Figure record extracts
· · ·

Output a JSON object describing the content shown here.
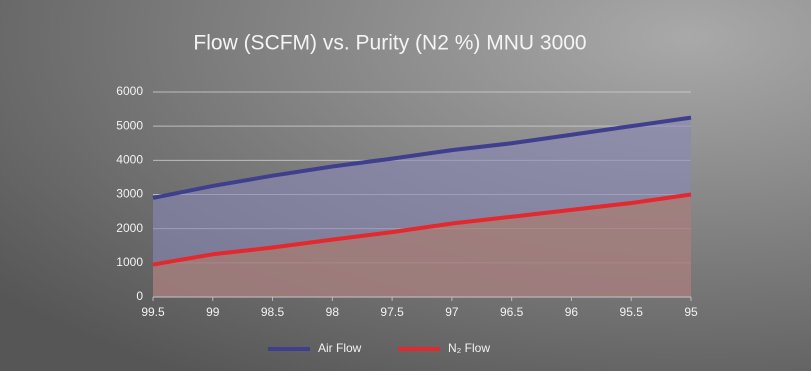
{
  "chart_data": {
    "type": "area",
    "title": "Flow (SCFM) vs. Purity (N2 %) MNU 3000",
    "x": [
      99.5,
      99,
      98.5,
      98,
      97.5,
      97,
      96.5,
      96,
      95.5,
      95
    ],
    "xlim": [
      99.5,
      95
    ],
    "xticks": [
      99.5,
      99,
      98.5,
      98,
      97.5,
      97,
      96.5,
      96,
      95.5,
      95
    ],
    "ylim": [
      0,
      6000
    ],
    "yticks": [
      0,
      1000,
      2000,
      3000,
      4000,
      5000,
      6000
    ],
    "grid": true,
    "legend": "bottom",
    "series": [
      {
        "name": "Air Flow",
        "color": "#3f3f8e",
        "fill": "#8a88b8",
        "values": [
          2900,
          3250,
          3550,
          3820,
          4050,
          4300,
          4500,
          4750,
          5000,
          5250
        ]
      },
      {
        "name": "N₂ Flow",
        "color": "#e3282e",
        "fill": "#b07a68",
        "values": [
          950,
          1250,
          1450,
          1680,
          1900,
          2150,
          2350,
          2550,
          2750,
          3000
        ]
      }
    ]
  }
}
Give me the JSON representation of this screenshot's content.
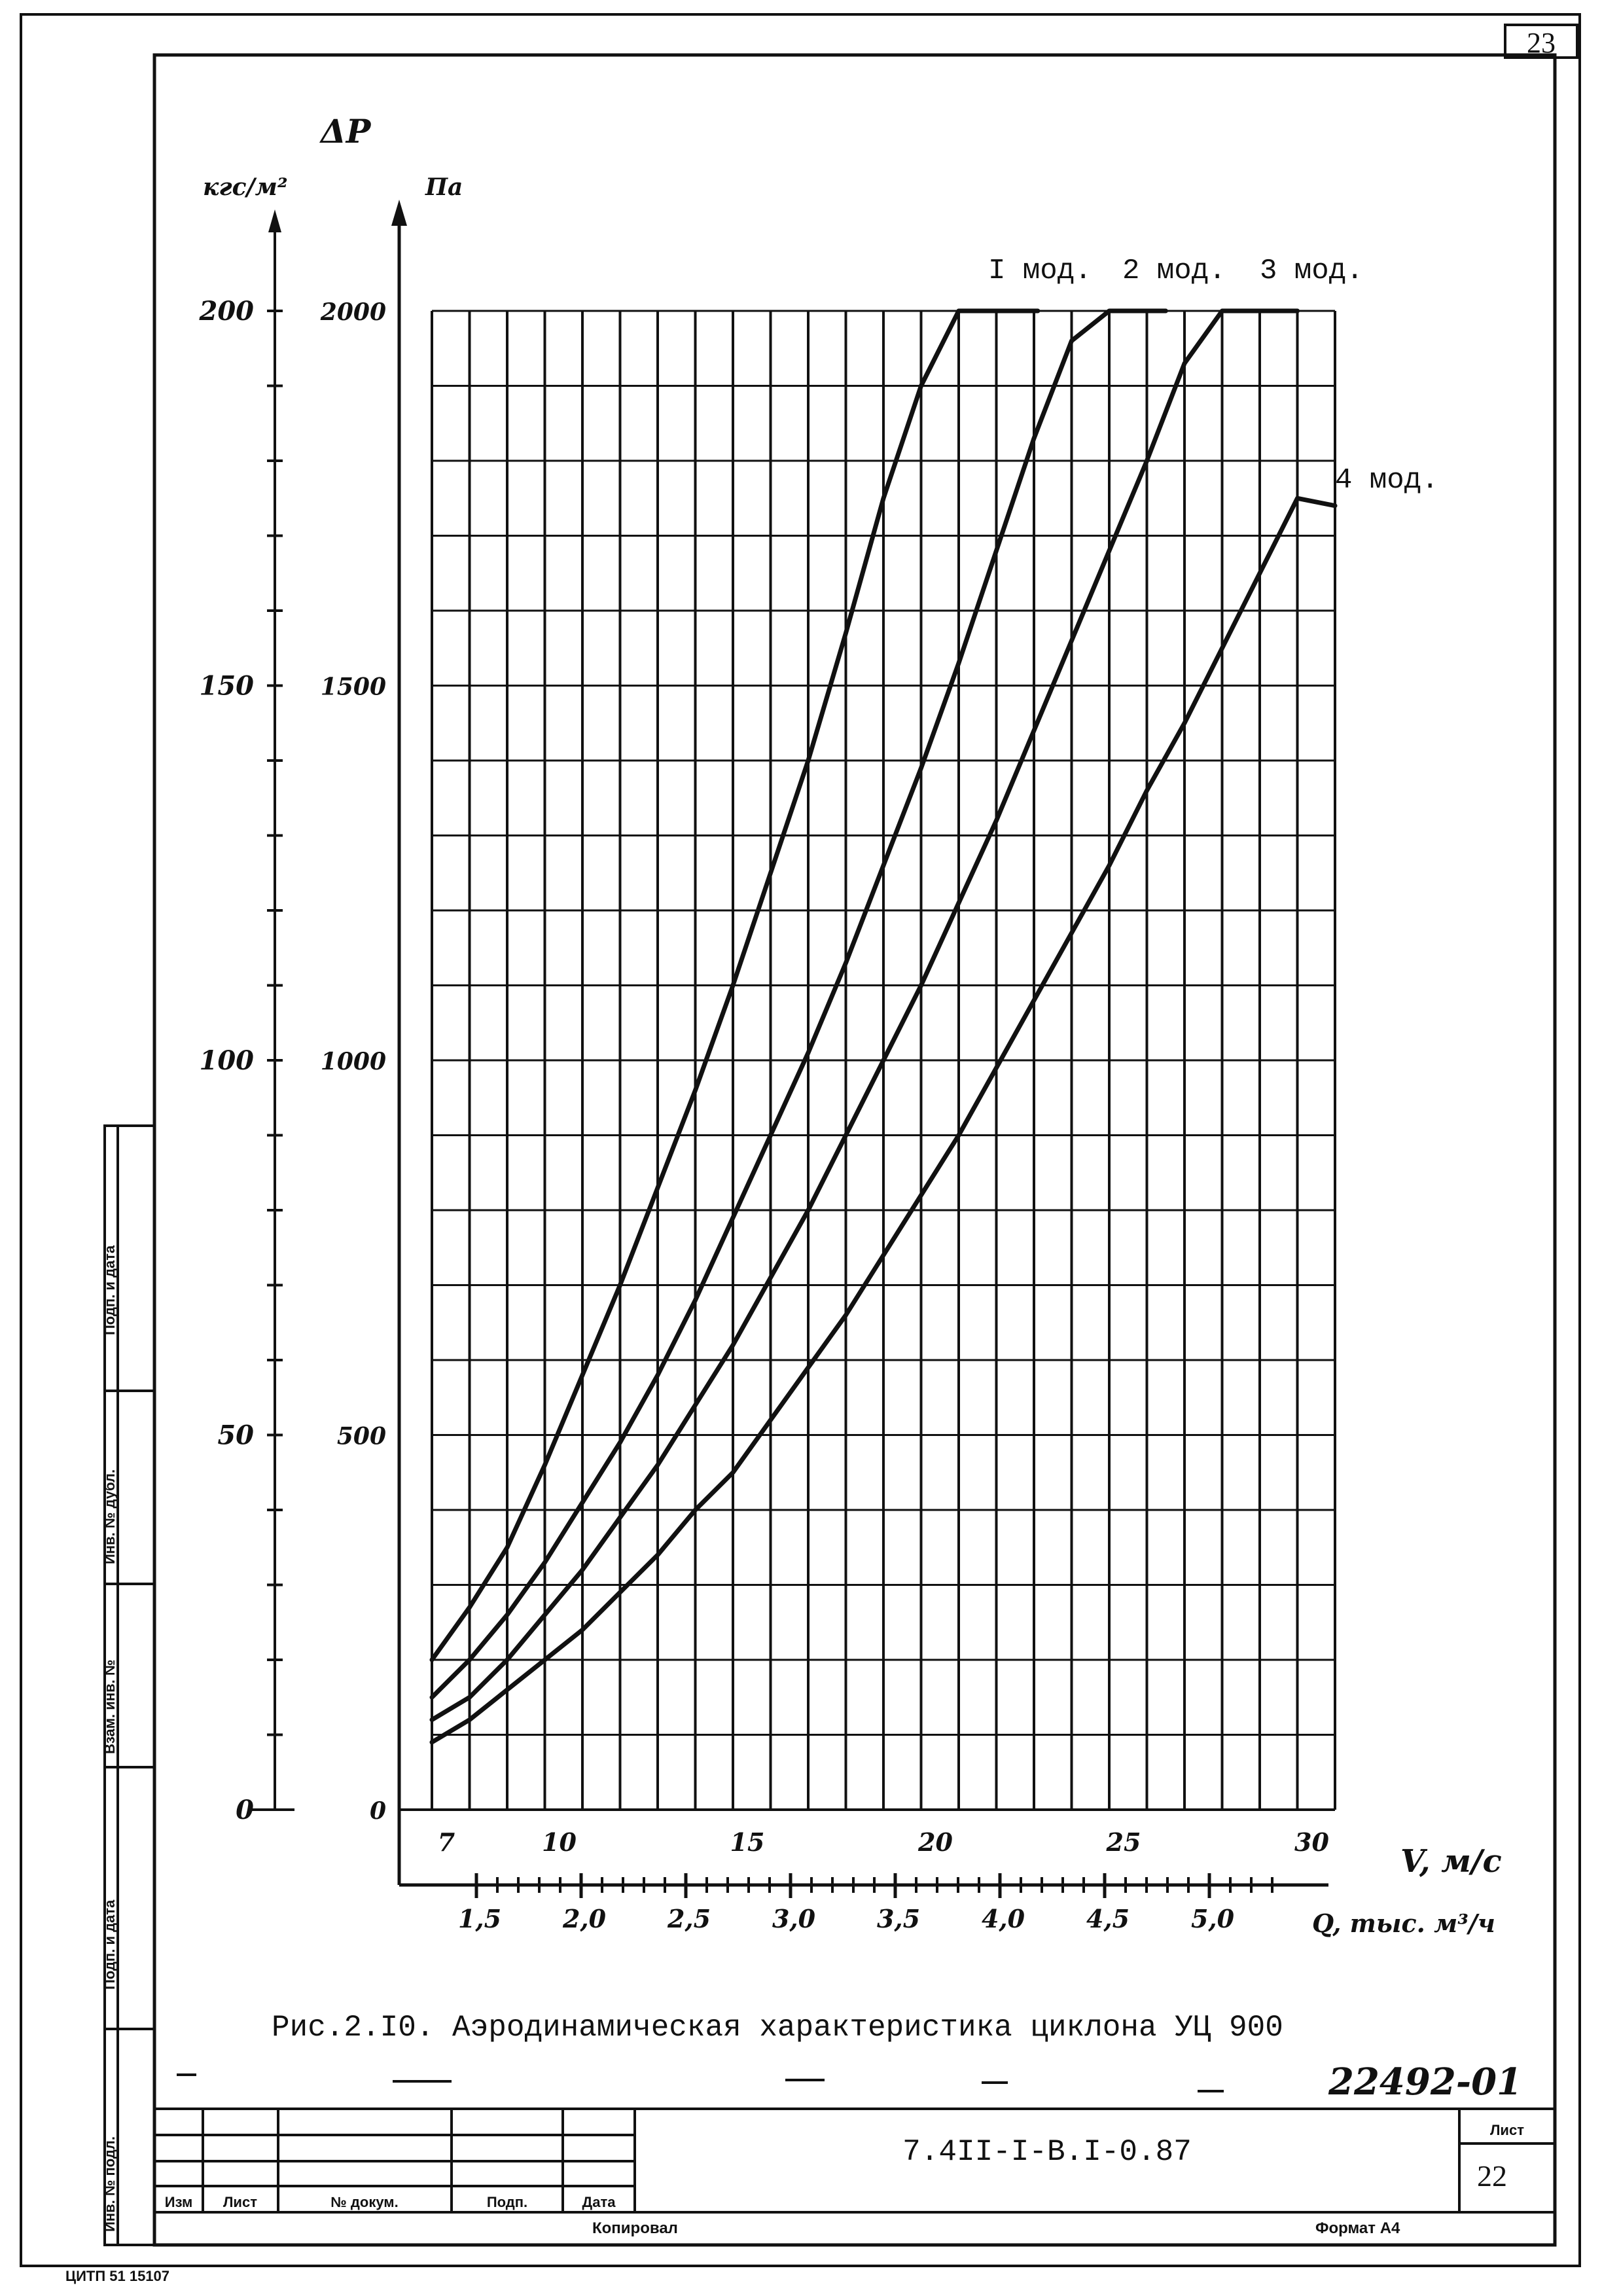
{
  "page": {
    "sheet_corner_number": "23",
    "figure_caption": "Рис.2.I0. Аэродинамическая характеристика циклона УЦ 900",
    "handwritten_code": "22492-01",
    "bottom_note": "ЦИТП  51  15107"
  },
  "title_block": {
    "document_code": "7.4II-I-B.I-0.87",
    "sheet_label": "Лист",
    "sheet_number": "22",
    "col_izm": "Изм",
    "col_list": "Лист",
    "col_doc": "№ докум.",
    "col_sign": "Подп.",
    "col_date": "Дата",
    "copied": "Копировал",
    "format": "Формат А4"
  },
  "side_stamp": [
    "Подп. и дата",
    "Инв. № дубл.",
    "Взам. инв. №",
    "Подп. и дата",
    "Инв. № подл."
  ],
  "chart_data": {
    "type": "line",
    "title": "Рис.2.I0. Аэродинамическая характеристика циклона УЦ 900",
    "y_axis_symbol": "ΔP",
    "y_left_unit": "кгс/м²",
    "y_right_unit": "Па",
    "xlabel": "V, м/с",
    "x2label": "Q, тыс. м³/ч",
    "xlim": [
      7,
      31
    ],
    "ylim": [
      0,
      2000
    ],
    "y_left_ticks": [
      "0",
      "50",
      "100",
      "150",
      "200"
    ],
    "y_right_ticks": [
      "0",
      "500",
      "1000",
      "1500",
      "2000"
    ],
    "x_ticks": [
      "7",
      "10",
      "15",
      "20",
      "25",
      "30"
    ],
    "x2_ticks": [
      "1,5",
      "2,0",
      "2,5",
      "3,0",
      "3,5",
      "4,0",
      "4,5",
      "5,0"
    ],
    "grid": true,
    "series": [
      {
        "name": "I мод.",
        "x": [
          7,
          8,
          9,
          10,
          11,
          12,
          13,
          14,
          15,
          16,
          17,
          18,
          19,
          20,
          21,
          22,
          23.1
        ],
        "y": [
          200,
          270,
          350,
          460,
          580,
          700,
          830,
          960,
          1100,
          1250,
          1400,
          1570,
          1750,
          1900,
          2000,
          2000,
          2000
        ]
      },
      {
        "name": "2 мод.",
        "x": [
          7,
          8,
          9,
          10,
          11,
          12,
          13,
          14,
          15,
          16,
          17,
          18,
          19,
          20,
          21,
          22,
          23,
          24,
          25,
          26,
          26.5
        ],
        "y": [
          150,
          200,
          260,
          330,
          410,
          490,
          580,
          680,
          790,
          900,
          1010,
          1130,
          1260,
          1390,
          1530,
          1680,
          1830,
          1960,
          2000,
          2000,
          2000
        ]
      },
      {
        "name": "3 мод.",
        "x": [
          7,
          8,
          9,
          10,
          11,
          12,
          13,
          14,
          15,
          16,
          17,
          18,
          19,
          20,
          21,
          22,
          23,
          24,
          25,
          26,
          27,
          28,
          29,
          30
        ],
        "y": [
          120,
          150,
          200,
          260,
          320,
          390,
          460,
          540,
          620,
          710,
          800,
          900,
          1000,
          1100,
          1210,
          1320,
          1440,
          1560,
          1680,
          1800,
          1930,
          2000,
          2000,
          2000
        ]
      },
      {
        "name": "4 мод.",
        "x": [
          7,
          8,
          9,
          10,
          11,
          12,
          13,
          14,
          15,
          16,
          17,
          18,
          19,
          20,
          21,
          22,
          23,
          24,
          25,
          26,
          27,
          28,
          29,
          30,
          31
        ],
        "y": [
          90,
          120,
          160,
          200,
          240,
          290,
          340,
          400,
          450,
          520,
          590,
          660,
          740,
          820,
          900,
          990,
          1080,
          1170,
          1260,
          1360,
          1450,
          1550,
          1650,
          1750,
          1740
        ]
      }
    ]
  }
}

· · ·

### What you need to do
Lines containing the word "content" must all be returned from the material above.

### Result
Output a JSON object describing the content shown here.
Give me the JSON representation of this screenshot's content.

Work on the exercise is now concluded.